**What the exercise asks:**
Transcribe all the entries word for word, skipping the pictures.
==============================
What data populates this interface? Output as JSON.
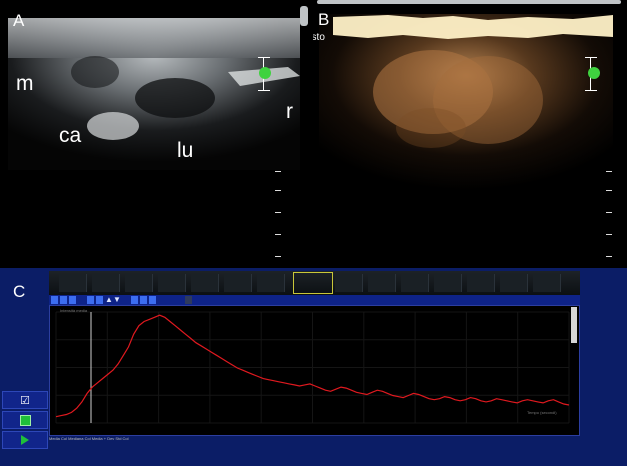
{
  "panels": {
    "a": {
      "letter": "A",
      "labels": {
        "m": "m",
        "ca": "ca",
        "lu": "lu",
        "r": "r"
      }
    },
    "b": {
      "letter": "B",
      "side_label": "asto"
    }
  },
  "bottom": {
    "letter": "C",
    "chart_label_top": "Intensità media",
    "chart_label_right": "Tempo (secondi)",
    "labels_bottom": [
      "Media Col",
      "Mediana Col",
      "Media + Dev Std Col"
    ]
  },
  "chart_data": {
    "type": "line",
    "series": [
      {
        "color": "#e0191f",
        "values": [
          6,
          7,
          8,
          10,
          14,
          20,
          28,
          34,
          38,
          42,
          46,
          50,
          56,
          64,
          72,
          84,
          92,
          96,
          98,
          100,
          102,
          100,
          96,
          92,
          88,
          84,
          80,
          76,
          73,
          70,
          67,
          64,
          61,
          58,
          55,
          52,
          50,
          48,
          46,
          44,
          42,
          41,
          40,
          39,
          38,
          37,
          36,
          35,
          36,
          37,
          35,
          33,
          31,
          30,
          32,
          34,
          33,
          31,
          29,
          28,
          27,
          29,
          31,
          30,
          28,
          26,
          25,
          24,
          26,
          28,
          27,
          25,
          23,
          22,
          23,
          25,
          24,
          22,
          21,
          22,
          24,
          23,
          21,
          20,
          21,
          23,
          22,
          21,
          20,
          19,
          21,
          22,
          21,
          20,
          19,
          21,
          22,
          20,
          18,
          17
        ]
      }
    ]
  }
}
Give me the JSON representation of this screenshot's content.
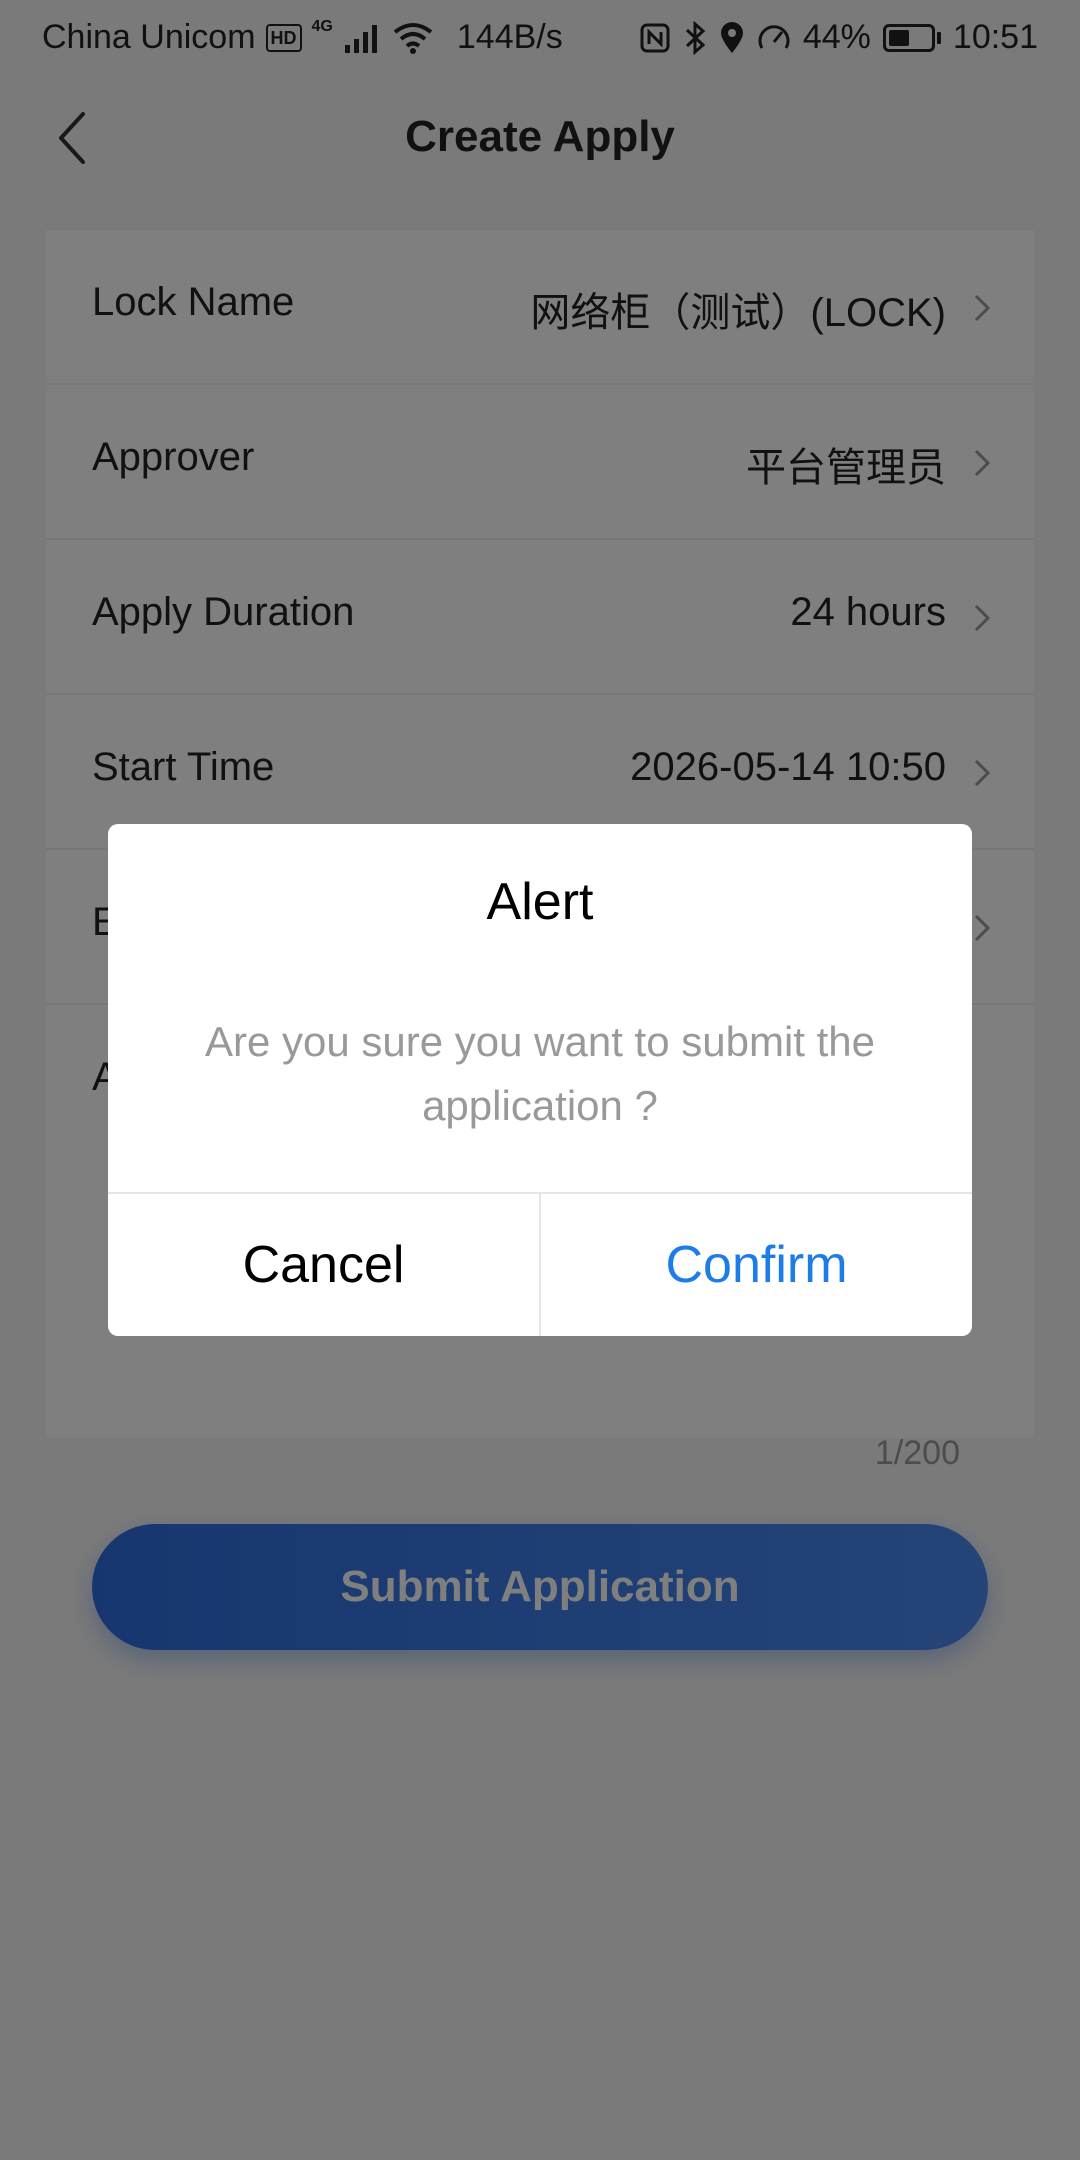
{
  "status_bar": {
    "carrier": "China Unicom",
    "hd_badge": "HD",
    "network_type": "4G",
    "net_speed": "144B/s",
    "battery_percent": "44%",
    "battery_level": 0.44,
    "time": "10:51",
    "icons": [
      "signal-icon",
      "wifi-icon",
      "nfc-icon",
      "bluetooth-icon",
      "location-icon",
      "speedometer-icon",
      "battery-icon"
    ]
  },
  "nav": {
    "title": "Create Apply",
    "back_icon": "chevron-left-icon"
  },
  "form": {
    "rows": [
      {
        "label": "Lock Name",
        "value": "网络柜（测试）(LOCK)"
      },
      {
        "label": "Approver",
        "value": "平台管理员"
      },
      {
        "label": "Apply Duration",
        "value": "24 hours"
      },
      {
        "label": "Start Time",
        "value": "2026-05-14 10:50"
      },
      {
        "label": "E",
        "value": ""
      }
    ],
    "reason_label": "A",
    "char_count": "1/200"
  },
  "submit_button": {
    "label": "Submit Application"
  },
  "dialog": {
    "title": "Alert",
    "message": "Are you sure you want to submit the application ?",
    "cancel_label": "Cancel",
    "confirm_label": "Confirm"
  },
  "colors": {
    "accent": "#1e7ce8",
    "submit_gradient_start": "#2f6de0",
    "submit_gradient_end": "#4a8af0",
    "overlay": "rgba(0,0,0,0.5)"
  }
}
==============================
**Full solution:**
What data populates this interface? Output as JSON.
{
  "panels": {
    "a": {
      "letter": "A",
      "labels": {
        "m": "m",
        "ca": "ca",
        "lu": "lu",
        "r": "r"
      }
    },
    "b": {
      "letter": "B",
      "side_label": "asto"
    }
  },
  "bottom": {
    "letter": "C",
    "chart_label_top": "Intensità media",
    "chart_label_right": "Tempo (secondi)",
    "labels_bottom": [
      "Media Col",
      "Mediana Col",
      "Media + Dev Std Col"
    ]
  },
  "chart_data": {
    "type": "line",
    "series": [
      {
        "color": "#e0191f",
        "values": [
          6,
          7,
          8,
          10,
          14,
          20,
          28,
          34,
          38,
          42,
          46,
          50,
          56,
          64,
          72,
          84,
          92,
          96,
          98,
          100,
          102,
          100,
          96,
          92,
          88,
          84,
          80,
          76,
          73,
          70,
          67,
          64,
          61,
          58,
          55,
          52,
          50,
          48,
          46,
          44,
          42,
          41,
          40,
          39,
          38,
          37,
          36,
          35,
          36,
          37,
          35,
          33,
          31,
          30,
          32,
          34,
          33,
          31,
          29,
          28,
          27,
          29,
          31,
          30,
          28,
          26,
          25,
          24,
          26,
          28,
          27,
          25,
          23,
          22,
          23,
          25,
          24,
          22,
          21,
          22,
          24,
          23,
          21,
          20,
          21,
          23,
          22,
          21,
          20,
          19,
          21,
          22,
          21,
          20,
          19,
          21,
          22,
          20,
          18,
          17
        ]
      }
    ]
  }
}
Give me the JSON representation of this screenshot's content.
{
  "status_bar": {
    "carrier": "China Unicom",
    "hd_badge": "HD",
    "network_type": "4G",
    "net_speed": "144B/s",
    "battery_percent": "44%",
    "battery_level": 0.44,
    "time": "10:51",
    "icons": [
      "signal-icon",
      "wifi-icon",
      "nfc-icon",
      "bluetooth-icon",
      "location-icon",
      "speedometer-icon",
      "battery-icon"
    ]
  },
  "nav": {
    "title": "Create Apply",
    "back_icon": "chevron-left-icon"
  },
  "form": {
    "rows": [
      {
        "label": "Lock Name",
        "value": "网络柜（测试）(LOCK)"
      },
      {
        "label": "Approver",
        "value": "平台管理员"
      },
      {
        "label": "Apply Duration",
        "value": "24 hours"
      },
      {
        "label": "Start Time",
        "value": "2026-05-14 10:50"
      },
      {
        "label": "E",
        "value": ""
      }
    ],
    "reason_label": "A",
    "char_count": "1/200"
  },
  "submit_button": {
    "label": "Submit Application"
  },
  "dialog": {
    "title": "Alert",
    "message": "Are you sure you want to submit the application ?",
    "cancel_label": "Cancel",
    "confirm_label": "Confirm"
  },
  "colors": {
    "accent": "#1e7ce8",
    "submit_gradient_start": "#2f6de0",
    "submit_gradient_end": "#4a8af0",
    "overlay": "rgba(0,0,0,0.5)"
  }
}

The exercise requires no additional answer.